* [Set exercise]
Wherever the word "this" appears in the entries, copy the whole line.

[Start Provided material]

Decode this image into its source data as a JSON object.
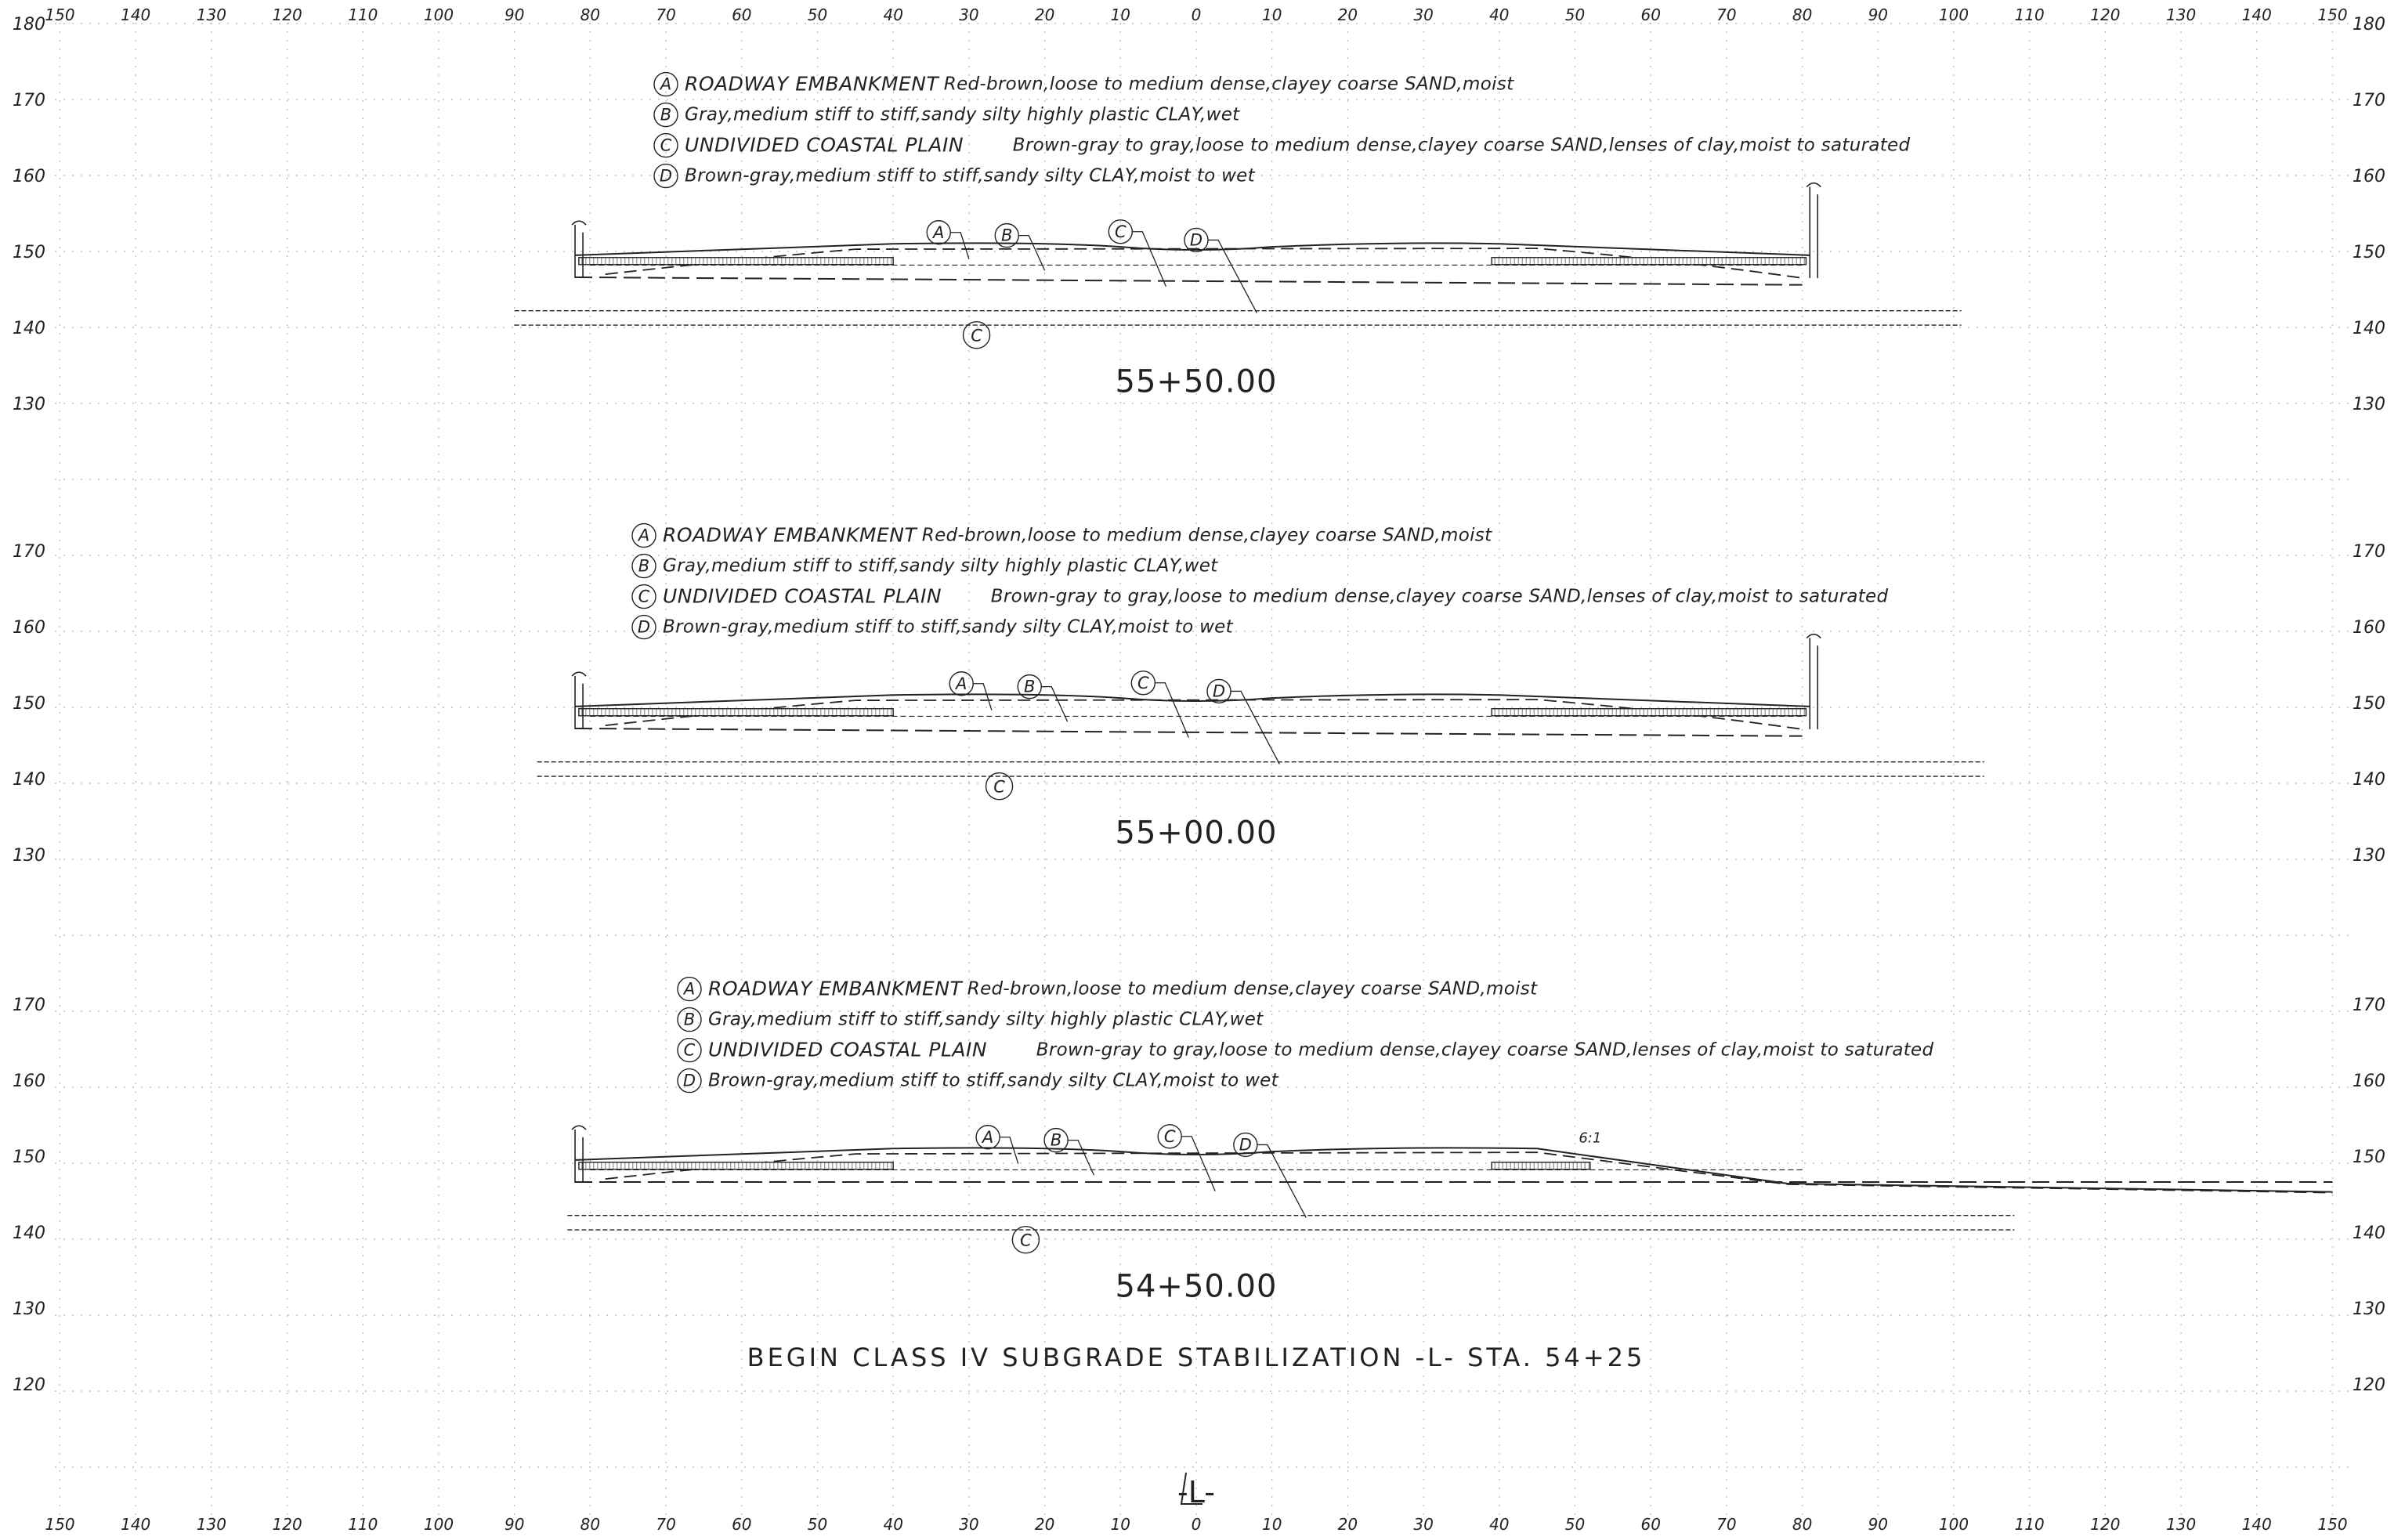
{
  "x_axis": {
    "labels": [
      "150",
      "140",
      "130",
      "120",
      "110",
      "100",
      "90",
      "80",
      "70",
      "60",
      "50",
      "40",
      "30",
      "20",
      "10",
      "0",
      "10",
      "20",
      "30",
      "40",
      "50",
      "60",
      "70",
      "80",
      "90",
      "100",
      "110",
      "120",
      "130",
      "140",
      "150"
    ]
  },
  "sections": [
    {
      "station": "55+50.00",
      "elevations": [
        "180",
        "170",
        "160",
        "150",
        "140",
        "130"
      ],
      "legend": [
        {
          "tag": "A",
          "head": "ROADWAY EMBANKMENT",
          "desc": "Red-brown,loose to medium dense,clayey coarse SAND,moist"
        },
        {
          "tag": "B",
          "head": "",
          "desc": "Gray,medium stiff to stiff,sandy silty highly plastic CLAY,wet"
        },
        {
          "tag": "C",
          "head": "UNDIVIDED COASTAL PLAIN",
          "desc": "Brown-gray to gray,loose to medium dense,clayey coarse SAND,lenses of clay,moist to saturated"
        },
        {
          "tag": "D",
          "head": "",
          "desc": "Brown-gray,medium stiff to stiff,sandy silty CLAY,moist to wet"
        }
      ],
      "layer_tags": [
        "A",
        "B",
        "C",
        "D"
      ],
      "bottom_tag": "C"
    },
    {
      "station": "55+00.00",
      "elevations": [
        "170",
        "160",
        "150",
        "140",
        "130"
      ],
      "legend": [
        {
          "tag": "A",
          "head": "ROADWAY EMBANKMENT",
          "desc": "Red-brown,loose to medium dense,clayey coarse SAND,moist"
        },
        {
          "tag": "B",
          "head": "",
          "desc": "Gray,medium stiff to stiff,sandy silty highly plastic CLAY,wet"
        },
        {
          "tag": "C",
          "head": "UNDIVIDED COASTAL PLAIN",
          "desc": "Brown-gray to gray,loose to medium dense,clayey coarse SAND,lenses of clay,moist to saturated"
        },
        {
          "tag": "D",
          "head": "",
          "desc": "Brown-gray,medium stiff to stiff,sandy silty CLAY,moist to wet"
        }
      ],
      "layer_tags": [
        "A",
        "B",
        "C",
        "D"
      ],
      "bottom_tag": "C"
    },
    {
      "station": "54+50.00",
      "elevations": [
        "170",
        "160",
        "150",
        "140",
        "130",
        "120"
      ],
      "legend": [
        {
          "tag": "A",
          "head": "ROADWAY EMBANKMENT",
          "desc": "Red-brown,loose to medium dense,clayey coarse SAND,moist"
        },
        {
          "tag": "B",
          "head": "",
          "desc": "Gray,medium stiff to stiff,sandy silty highly plastic CLAY,wet"
        },
        {
          "tag": "C",
          "head": "UNDIVIDED COASTAL PLAIN",
          "desc": "Brown-gray to gray,loose to medium dense,clayey coarse SAND,lenses of clay,moist to saturated"
        },
        {
          "tag": "D",
          "head": "",
          "desc": "Brown-gray,medium stiff to stiff,sandy silty CLAY,moist to wet"
        }
      ],
      "layer_tags": [
        "A",
        "B",
        "C",
        "D"
      ],
      "bottom_tag": "C",
      "slope_label": "6:1"
    }
  ],
  "note": "BEGIN CLASS IV SUBGRADE STABILIZATION -L- STA. 54+25",
  "alignment_label": "-L-",
  "colors": {
    "line": "#222222",
    "grid": "#b5b5b5"
  }
}
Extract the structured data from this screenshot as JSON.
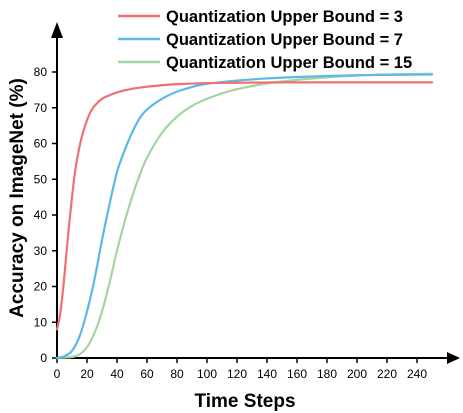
{
  "chart_data": {
    "type": "line",
    "title": "",
    "xlabel": "Time Steps",
    "ylabel": "Accuracy on ImageNet (%)",
    "xlim": [
      0,
      250
    ],
    "ylim": [
      0,
      80
    ],
    "xticks": [
      0,
      20,
      40,
      60,
      80,
      100,
      120,
      140,
      160,
      180,
      200,
      220,
      240
    ],
    "yticks": [
      0,
      10,
      20,
      30,
      40,
      50,
      60,
      70,
      80
    ],
    "grid": false,
    "legend": "top-right",
    "series": [
      {
        "name": "Quantization Upper Bound = 3",
        "color": "#f07070",
        "x": [
          0,
          2,
          4,
          6,
          8,
          10,
          12,
          14,
          16,
          18,
          20,
          22,
          25,
          30,
          35,
          40,
          50,
          60,
          70,
          80,
          100,
          120,
          150,
          200,
          250
        ],
        "y": [
          8,
          12,
          19,
          28,
          37,
          45,
          52,
          57,
          61,
          64,
          66.5,
          68.5,
          70.5,
          72.5,
          73.5,
          74.3,
          75.3,
          75.9,
          76.3,
          76.6,
          76.9,
          77.0,
          77.1,
          77.1,
          77.1
        ]
      },
      {
        "name": "Quantization Upper Bound = 7",
        "color": "#5bb8e8",
        "x": [
          0,
          5,
          10,
          15,
          20,
          25,
          30,
          35,
          40,
          45,
          50,
          55,
          60,
          70,
          80,
          90,
          100,
          120,
          140,
          160,
          180,
          200,
          220,
          250
        ],
        "y": [
          0,
          0.5,
          2,
          6,
          13,
          22,
          33,
          43,
          52,
          58,
          63,
          67,
          69.5,
          72.5,
          74.5,
          75.8,
          76.7,
          77.6,
          78.2,
          78.6,
          78.9,
          79.1,
          79.2,
          79.3
        ]
      },
      {
        "name": "Quantization Upper Bound = 15",
        "color": "#a4d4a0",
        "x": [
          0,
          10,
          15,
          20,
          25,
          30,
          35,
          40,
          45,
          50,
          55,
          60,
          70,
          80,
          90,
          100,
          110,
          120,
          140,
          160,
          180,
          200,
          220,
          250
        ],
        "y": [
          0,
          0.3,
          1,
          3,
          7,
          13,
          21,
          30,
          38,
          45,
          51,
          56,
          63,
          67.5,
          70.5,
          72.5,
          74,
          75.2,
          76.8,
          77.8,
          78.5,
          79,
          79.3,
          79.5
        ]
      }
    ]
  }
}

[End Provided material]

* [Task response]
Decode this image into its source data as a JSON object.
Extract the structured data from this screenshot as JSON.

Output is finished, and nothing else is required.